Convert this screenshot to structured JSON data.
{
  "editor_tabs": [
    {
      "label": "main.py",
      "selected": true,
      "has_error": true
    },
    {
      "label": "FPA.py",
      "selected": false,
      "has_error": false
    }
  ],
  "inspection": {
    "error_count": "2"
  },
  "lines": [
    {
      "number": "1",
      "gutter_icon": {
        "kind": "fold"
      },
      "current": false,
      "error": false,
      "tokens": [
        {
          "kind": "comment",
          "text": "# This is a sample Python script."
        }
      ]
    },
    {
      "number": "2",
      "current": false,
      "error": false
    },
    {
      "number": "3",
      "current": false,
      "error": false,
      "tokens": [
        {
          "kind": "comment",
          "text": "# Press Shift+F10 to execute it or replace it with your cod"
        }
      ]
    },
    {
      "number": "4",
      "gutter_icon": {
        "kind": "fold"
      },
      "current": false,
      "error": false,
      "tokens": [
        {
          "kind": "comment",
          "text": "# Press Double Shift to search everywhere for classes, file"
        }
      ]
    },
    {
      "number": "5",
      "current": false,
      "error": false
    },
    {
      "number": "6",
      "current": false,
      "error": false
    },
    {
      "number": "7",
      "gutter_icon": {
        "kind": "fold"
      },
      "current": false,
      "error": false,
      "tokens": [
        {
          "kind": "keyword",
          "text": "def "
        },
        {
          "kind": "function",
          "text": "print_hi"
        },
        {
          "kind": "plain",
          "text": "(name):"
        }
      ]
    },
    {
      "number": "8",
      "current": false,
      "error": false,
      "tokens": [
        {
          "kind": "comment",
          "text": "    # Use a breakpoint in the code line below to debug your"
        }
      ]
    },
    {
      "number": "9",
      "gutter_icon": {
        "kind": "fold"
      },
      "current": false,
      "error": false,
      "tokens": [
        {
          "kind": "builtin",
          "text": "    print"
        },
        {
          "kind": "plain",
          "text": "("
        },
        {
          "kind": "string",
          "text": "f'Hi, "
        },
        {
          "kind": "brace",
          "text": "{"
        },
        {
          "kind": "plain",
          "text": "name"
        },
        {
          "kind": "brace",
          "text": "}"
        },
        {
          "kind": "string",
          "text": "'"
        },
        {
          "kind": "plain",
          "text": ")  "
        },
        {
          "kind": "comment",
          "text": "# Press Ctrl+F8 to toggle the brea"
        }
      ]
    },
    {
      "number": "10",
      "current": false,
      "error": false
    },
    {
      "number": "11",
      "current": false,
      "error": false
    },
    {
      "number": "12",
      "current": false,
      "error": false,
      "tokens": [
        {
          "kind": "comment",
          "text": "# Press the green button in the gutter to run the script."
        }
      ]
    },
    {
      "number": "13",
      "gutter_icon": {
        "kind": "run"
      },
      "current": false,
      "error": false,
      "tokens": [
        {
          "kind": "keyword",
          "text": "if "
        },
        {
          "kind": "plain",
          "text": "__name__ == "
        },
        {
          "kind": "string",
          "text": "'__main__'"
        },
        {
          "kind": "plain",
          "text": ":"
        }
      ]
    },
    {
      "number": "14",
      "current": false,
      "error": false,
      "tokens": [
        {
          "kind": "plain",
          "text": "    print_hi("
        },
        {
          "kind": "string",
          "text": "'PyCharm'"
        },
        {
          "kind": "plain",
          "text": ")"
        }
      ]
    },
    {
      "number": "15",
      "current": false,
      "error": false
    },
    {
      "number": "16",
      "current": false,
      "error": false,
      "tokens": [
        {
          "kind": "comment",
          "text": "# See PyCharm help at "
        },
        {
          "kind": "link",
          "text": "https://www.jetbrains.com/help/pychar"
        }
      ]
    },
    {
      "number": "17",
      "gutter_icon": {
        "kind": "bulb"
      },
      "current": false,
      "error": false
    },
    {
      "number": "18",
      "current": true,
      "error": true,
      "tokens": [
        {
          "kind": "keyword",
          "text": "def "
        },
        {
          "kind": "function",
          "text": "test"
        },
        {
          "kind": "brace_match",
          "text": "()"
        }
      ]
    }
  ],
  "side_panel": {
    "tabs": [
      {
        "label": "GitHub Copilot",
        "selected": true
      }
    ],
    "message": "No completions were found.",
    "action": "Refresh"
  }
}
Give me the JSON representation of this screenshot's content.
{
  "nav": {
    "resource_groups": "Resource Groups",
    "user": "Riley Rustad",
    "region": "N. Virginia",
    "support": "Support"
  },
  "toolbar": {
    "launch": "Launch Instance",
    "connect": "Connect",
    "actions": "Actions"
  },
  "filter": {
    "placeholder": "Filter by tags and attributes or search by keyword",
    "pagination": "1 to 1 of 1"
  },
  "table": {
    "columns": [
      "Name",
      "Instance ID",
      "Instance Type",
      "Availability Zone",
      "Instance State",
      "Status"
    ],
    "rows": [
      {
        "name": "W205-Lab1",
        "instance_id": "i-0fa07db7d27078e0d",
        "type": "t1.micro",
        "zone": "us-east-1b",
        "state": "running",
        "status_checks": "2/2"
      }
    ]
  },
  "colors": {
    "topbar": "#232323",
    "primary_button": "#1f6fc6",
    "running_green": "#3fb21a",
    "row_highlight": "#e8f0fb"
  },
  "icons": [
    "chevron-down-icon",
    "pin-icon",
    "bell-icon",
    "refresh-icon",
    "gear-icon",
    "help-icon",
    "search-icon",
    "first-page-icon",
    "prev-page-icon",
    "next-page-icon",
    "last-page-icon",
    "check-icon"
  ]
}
---------------
## TASK GOAL
Of the lines in the records, how many contain the word "search"? Answer with the number and nothing else.

## TASK SOLUTION
3